REQUIRED TASK
Reproduce the stretch of the items from their start through the line containing "breadcrumb-root[interactable]: 全部 —", both ends included.

---

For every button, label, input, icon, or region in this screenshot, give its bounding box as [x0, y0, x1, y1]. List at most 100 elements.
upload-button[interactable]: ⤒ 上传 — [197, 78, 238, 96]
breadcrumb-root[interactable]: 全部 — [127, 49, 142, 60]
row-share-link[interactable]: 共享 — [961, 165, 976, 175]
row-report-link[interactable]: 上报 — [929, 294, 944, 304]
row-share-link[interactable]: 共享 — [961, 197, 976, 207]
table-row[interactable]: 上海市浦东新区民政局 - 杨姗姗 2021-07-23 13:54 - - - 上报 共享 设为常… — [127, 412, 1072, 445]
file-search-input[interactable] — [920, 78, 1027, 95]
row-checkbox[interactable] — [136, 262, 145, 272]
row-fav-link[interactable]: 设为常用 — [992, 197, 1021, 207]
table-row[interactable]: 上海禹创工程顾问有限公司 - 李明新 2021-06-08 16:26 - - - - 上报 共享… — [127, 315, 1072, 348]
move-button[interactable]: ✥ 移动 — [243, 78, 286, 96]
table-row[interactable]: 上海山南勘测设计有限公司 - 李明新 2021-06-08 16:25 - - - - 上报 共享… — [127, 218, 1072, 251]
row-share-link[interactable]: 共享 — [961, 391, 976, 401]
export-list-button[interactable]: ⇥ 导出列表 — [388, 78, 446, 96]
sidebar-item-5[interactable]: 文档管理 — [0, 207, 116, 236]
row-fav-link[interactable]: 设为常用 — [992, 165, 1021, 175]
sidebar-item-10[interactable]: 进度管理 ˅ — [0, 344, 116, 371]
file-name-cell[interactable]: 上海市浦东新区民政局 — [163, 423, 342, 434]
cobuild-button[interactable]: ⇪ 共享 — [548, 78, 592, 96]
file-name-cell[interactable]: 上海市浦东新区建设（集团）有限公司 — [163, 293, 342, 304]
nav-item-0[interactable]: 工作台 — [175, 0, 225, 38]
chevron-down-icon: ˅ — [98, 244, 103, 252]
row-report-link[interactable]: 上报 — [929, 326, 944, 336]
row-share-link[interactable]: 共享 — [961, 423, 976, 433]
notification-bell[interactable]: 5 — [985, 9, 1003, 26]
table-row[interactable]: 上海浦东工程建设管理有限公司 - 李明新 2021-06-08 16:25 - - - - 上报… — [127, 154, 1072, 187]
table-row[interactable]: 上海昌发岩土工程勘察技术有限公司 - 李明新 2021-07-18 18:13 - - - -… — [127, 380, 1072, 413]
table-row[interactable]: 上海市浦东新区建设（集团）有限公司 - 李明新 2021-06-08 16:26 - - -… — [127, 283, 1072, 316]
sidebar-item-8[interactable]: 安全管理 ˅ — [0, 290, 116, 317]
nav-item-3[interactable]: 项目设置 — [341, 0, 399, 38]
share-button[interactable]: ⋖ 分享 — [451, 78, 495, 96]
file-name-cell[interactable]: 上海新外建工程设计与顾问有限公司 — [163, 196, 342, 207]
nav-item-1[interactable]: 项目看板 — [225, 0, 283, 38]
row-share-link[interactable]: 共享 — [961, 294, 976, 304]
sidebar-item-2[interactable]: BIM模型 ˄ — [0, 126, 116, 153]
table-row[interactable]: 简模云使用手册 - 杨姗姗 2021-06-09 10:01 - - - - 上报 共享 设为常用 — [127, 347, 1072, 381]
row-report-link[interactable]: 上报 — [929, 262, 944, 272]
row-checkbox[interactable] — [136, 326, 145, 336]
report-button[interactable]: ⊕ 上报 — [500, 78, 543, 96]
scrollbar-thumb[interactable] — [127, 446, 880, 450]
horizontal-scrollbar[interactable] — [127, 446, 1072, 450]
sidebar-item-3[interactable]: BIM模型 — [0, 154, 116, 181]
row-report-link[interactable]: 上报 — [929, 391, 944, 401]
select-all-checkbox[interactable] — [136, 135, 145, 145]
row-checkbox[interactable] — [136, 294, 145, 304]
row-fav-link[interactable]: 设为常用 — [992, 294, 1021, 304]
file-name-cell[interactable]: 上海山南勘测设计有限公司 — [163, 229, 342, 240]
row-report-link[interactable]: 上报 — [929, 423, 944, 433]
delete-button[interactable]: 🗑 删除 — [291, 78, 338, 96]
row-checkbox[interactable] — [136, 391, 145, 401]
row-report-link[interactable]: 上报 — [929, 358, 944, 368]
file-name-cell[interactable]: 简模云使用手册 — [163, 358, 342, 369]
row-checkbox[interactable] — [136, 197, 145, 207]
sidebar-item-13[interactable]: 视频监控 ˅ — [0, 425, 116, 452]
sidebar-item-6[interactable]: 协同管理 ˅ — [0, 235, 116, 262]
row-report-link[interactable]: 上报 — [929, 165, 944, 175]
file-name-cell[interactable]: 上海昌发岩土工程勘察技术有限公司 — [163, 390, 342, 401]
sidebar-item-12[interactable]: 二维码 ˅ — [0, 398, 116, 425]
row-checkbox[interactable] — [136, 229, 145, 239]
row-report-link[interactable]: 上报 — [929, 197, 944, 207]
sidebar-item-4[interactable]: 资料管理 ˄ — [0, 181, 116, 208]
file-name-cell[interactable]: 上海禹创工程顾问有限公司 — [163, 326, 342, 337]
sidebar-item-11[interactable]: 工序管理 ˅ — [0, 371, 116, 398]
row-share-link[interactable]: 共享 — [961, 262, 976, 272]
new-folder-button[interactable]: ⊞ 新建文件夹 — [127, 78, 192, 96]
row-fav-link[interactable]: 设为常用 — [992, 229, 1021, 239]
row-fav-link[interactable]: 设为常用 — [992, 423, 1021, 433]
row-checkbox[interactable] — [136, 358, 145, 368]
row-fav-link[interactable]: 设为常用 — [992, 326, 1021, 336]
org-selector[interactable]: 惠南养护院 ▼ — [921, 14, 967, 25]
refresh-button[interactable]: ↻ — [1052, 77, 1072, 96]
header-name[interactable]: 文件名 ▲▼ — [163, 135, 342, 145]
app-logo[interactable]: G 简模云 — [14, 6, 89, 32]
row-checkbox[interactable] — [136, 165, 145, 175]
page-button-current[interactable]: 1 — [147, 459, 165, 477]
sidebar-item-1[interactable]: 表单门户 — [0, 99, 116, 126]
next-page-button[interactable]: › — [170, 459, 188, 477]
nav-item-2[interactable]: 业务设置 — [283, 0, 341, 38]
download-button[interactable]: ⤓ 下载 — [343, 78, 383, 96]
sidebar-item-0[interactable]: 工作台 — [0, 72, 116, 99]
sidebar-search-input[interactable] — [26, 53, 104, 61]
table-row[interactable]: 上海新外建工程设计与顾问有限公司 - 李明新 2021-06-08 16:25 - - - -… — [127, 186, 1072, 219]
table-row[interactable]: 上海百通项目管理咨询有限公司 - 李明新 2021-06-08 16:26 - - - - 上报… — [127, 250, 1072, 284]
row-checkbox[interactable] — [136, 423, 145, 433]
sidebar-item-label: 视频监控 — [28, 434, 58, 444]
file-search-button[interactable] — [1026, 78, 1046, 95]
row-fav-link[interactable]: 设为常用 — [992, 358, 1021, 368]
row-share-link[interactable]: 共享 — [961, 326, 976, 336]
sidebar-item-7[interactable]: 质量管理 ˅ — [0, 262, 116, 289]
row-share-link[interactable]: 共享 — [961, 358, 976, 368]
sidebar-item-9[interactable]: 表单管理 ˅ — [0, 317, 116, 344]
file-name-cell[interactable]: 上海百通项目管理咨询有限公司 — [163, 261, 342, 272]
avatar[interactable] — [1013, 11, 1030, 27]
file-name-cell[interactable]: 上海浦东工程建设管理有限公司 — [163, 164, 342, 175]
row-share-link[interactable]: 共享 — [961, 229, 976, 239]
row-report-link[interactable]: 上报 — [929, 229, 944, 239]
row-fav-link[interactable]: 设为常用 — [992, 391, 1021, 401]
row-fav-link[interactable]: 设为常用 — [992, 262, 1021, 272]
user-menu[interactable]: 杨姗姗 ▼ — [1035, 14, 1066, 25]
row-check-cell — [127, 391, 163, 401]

---

EXERCISE SOLUTION
For every button, label, input, icon, or region in this screenshot, give its bounding box as [x0, y0, x1, y1]. List at most 100 elements.
upload-button[interactable]: ⤒ 上传 — [197, 78, 238, 96]
breadcrumb-root[interactable]: 全部 — [127, 49, 142, 60]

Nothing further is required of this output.